### [Information provided]
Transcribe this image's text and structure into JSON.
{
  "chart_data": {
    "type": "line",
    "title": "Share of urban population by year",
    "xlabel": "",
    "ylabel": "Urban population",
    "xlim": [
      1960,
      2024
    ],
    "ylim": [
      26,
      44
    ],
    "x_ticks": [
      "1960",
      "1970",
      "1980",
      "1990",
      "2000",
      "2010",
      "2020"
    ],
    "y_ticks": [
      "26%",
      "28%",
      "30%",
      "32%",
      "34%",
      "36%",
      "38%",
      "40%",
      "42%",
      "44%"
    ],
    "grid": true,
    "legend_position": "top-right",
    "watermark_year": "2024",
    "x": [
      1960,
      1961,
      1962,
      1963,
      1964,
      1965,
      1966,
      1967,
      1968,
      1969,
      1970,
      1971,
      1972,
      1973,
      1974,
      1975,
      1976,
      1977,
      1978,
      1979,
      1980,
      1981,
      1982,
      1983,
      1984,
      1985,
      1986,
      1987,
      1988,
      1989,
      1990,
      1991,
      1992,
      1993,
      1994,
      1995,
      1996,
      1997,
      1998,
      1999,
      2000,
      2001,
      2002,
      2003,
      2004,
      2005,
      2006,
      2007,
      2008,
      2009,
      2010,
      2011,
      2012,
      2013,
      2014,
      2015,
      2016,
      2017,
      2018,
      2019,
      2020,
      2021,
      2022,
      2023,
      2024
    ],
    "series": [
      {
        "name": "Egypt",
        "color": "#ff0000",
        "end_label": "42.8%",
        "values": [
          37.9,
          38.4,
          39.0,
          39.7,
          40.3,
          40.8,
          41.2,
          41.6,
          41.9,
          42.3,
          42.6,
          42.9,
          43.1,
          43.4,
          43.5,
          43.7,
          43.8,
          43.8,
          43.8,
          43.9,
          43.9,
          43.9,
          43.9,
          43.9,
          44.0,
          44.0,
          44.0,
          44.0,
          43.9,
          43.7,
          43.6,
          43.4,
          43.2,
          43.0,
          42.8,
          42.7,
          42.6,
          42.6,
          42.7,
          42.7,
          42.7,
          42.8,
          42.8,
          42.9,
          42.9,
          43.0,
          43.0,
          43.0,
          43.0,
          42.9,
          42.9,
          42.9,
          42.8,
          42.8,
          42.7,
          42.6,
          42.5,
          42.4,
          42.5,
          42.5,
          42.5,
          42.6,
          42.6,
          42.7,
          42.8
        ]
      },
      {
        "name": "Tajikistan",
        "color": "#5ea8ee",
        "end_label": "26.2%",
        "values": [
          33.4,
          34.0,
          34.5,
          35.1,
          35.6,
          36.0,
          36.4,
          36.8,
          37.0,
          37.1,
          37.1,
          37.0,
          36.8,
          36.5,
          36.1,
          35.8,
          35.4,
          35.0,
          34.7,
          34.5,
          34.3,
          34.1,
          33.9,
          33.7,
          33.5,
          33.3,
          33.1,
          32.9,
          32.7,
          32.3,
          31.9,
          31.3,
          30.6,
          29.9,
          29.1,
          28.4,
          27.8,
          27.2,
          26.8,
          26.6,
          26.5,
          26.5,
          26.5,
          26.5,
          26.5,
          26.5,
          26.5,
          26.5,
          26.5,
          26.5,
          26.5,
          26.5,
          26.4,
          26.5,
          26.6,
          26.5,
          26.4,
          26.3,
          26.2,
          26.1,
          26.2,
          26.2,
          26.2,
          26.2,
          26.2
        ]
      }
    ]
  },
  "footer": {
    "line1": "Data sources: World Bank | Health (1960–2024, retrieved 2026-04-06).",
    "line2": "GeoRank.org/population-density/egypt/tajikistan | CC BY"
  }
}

### [What you need to do]
Search the listing for the word "population". Copy every line in which it occurs.

### [The completed task]
    "title": "Share of urban population by year",
    "ylabel": "Urban population",
    "line2": "GeoRank.org/population-density/egypt/tajikistan | CC BY"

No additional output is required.